Given records:
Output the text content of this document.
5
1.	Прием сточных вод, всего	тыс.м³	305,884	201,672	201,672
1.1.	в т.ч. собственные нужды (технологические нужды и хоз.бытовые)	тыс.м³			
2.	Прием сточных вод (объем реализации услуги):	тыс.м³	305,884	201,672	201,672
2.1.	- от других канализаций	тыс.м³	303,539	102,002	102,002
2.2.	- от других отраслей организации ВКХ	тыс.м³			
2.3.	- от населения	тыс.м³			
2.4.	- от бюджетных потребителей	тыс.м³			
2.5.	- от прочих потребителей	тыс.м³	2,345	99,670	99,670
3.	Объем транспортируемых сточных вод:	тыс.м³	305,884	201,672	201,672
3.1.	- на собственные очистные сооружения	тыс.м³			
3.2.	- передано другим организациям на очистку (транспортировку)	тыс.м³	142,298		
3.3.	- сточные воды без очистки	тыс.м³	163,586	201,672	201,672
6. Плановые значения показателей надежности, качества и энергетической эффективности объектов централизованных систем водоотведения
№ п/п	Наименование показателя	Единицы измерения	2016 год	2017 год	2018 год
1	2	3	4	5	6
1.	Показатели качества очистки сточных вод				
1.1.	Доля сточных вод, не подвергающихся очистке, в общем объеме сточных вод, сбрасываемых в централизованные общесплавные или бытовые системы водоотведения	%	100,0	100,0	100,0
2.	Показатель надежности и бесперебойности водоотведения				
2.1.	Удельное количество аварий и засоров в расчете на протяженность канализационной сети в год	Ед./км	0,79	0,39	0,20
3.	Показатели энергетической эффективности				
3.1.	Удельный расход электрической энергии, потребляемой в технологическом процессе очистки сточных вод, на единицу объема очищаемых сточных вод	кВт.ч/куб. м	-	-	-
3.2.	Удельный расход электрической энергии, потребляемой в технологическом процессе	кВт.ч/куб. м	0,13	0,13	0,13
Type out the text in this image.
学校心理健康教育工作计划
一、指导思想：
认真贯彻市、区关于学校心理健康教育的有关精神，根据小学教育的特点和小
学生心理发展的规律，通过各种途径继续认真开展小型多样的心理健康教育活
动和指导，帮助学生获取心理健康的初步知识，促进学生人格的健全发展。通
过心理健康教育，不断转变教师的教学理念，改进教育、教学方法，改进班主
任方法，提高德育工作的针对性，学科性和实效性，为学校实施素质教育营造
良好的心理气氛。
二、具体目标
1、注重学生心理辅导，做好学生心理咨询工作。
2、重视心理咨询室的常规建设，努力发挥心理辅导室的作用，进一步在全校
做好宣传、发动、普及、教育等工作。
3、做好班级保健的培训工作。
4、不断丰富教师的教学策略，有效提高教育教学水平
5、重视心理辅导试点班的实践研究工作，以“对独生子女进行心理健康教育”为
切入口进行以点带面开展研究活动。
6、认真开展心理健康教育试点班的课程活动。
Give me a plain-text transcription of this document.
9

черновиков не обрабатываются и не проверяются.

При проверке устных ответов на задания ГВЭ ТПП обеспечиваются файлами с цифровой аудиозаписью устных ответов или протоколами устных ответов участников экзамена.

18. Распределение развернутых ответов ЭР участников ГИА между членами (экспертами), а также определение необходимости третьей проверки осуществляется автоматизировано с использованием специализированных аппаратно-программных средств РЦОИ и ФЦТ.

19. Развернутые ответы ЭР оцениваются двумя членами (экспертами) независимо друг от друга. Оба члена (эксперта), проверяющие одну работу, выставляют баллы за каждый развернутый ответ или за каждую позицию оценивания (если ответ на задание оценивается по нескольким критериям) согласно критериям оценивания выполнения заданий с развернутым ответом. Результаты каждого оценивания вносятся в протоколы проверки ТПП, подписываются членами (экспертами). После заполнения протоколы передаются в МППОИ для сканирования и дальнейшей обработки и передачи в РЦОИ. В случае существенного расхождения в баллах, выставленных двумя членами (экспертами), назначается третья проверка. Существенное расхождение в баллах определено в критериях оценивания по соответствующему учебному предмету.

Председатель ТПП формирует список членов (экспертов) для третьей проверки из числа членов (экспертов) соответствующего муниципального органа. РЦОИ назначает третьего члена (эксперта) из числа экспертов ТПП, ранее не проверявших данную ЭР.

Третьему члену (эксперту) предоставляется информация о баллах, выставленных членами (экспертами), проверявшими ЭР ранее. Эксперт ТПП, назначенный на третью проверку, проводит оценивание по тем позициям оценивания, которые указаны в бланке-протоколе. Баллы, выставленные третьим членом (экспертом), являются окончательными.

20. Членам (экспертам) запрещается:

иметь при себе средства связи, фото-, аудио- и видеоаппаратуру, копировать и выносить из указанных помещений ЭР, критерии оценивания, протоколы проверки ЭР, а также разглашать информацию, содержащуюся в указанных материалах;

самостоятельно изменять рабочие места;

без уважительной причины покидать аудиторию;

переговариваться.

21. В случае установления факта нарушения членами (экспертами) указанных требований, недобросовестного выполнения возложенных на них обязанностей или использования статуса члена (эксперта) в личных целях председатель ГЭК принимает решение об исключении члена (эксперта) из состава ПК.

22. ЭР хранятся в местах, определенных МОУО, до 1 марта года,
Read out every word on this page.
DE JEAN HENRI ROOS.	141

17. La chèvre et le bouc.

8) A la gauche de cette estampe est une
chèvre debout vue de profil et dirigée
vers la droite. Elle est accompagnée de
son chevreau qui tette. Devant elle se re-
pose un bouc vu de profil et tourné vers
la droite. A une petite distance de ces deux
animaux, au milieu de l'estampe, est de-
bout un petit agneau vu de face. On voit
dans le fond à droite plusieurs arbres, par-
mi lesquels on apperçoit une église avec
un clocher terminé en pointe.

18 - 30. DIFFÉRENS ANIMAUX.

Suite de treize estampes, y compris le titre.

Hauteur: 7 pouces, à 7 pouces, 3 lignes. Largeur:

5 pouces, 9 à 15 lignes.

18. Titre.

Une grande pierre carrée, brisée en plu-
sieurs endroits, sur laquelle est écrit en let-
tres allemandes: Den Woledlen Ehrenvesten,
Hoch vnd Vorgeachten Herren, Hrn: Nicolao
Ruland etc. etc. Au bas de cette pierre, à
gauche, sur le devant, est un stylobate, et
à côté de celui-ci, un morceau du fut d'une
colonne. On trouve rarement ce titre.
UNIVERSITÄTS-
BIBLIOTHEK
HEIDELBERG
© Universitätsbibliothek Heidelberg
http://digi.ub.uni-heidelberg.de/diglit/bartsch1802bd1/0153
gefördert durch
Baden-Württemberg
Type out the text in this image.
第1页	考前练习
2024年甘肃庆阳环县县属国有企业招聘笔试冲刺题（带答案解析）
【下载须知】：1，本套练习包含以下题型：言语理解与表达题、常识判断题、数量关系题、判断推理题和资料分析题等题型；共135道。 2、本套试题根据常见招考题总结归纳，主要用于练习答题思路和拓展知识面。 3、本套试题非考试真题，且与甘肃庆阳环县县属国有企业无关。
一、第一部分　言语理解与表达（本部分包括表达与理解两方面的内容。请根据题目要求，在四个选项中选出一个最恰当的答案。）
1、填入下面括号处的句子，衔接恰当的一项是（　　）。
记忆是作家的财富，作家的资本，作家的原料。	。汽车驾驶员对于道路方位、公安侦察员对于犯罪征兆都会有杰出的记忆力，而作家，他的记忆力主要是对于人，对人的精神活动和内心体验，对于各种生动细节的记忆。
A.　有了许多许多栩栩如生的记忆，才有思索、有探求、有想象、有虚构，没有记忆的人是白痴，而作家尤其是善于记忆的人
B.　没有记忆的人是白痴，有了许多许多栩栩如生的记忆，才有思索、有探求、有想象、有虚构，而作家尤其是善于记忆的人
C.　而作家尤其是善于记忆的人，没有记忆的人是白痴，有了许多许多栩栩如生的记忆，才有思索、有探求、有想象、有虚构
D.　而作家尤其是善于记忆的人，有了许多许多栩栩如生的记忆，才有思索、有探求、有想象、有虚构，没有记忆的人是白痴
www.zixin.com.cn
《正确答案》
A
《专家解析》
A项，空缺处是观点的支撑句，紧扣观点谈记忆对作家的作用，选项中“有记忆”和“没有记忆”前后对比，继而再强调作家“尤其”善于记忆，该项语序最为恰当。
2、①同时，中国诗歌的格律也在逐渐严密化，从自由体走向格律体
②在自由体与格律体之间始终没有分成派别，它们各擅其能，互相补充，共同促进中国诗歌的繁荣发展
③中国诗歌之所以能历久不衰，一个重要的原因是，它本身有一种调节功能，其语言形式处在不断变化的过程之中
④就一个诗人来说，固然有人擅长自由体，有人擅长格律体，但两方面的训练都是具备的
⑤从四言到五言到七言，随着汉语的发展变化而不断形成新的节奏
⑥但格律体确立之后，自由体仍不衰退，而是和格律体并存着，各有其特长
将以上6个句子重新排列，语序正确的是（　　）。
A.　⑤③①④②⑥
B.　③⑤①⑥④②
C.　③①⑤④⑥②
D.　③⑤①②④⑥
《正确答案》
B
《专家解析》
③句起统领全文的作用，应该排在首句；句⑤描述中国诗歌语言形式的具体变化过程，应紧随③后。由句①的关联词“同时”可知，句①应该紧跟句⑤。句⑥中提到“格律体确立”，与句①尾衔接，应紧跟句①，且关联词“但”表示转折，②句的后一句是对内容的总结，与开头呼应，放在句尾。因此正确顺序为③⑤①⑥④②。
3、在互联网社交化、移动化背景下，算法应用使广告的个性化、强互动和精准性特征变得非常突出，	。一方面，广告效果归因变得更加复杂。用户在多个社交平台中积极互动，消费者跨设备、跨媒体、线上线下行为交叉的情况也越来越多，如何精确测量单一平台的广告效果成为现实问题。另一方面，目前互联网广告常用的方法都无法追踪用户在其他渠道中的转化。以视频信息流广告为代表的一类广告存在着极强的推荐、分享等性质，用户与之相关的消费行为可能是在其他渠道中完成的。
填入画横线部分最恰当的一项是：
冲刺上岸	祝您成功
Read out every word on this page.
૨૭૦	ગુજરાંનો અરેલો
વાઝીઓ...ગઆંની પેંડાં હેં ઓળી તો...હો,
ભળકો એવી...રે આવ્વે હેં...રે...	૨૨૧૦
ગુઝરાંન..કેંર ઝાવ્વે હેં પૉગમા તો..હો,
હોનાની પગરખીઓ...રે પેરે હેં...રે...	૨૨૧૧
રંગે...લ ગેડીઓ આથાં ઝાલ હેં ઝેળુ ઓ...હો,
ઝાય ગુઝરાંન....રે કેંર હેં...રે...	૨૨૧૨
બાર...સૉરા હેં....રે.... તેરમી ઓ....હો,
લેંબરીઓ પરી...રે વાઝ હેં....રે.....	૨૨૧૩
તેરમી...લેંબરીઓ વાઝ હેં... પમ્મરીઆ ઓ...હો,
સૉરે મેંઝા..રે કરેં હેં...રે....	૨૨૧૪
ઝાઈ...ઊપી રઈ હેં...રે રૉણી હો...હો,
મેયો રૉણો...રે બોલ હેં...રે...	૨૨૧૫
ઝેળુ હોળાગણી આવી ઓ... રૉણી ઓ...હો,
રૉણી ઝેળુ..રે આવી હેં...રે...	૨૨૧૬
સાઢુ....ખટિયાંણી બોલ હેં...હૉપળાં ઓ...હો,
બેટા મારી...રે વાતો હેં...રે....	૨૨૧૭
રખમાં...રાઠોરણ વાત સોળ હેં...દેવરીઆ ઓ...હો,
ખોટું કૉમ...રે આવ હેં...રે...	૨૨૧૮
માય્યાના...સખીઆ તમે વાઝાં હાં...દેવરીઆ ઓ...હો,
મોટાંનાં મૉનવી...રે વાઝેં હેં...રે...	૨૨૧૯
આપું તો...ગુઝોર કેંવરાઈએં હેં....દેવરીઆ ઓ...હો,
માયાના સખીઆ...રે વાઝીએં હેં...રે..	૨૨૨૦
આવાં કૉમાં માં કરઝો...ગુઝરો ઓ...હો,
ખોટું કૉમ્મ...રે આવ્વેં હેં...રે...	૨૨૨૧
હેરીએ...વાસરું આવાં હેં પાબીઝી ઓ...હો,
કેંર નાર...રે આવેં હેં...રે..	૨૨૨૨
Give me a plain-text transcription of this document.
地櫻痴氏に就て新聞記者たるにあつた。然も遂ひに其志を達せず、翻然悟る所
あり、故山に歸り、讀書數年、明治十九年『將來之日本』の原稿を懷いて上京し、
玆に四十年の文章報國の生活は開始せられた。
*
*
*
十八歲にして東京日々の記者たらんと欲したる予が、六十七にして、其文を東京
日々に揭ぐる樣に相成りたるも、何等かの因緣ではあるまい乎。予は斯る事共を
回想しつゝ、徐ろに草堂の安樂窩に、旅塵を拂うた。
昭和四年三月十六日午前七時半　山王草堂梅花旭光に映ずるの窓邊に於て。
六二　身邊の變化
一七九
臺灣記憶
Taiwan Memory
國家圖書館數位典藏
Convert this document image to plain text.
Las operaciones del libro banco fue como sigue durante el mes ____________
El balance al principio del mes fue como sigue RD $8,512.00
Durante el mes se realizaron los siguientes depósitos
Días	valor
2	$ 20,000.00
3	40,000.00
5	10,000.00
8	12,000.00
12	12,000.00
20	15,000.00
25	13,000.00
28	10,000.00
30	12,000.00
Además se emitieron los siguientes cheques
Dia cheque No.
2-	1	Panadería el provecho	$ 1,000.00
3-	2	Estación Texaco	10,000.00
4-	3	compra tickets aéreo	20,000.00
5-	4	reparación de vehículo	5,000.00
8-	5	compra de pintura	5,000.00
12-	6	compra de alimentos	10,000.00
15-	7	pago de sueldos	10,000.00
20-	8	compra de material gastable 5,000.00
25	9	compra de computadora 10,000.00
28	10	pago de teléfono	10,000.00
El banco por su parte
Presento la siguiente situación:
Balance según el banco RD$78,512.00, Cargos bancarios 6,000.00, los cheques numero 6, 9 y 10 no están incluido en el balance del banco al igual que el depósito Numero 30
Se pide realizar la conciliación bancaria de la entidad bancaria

Exercise goal: Count every line bearing the word "gauche"; report the total only.

Correct output: 2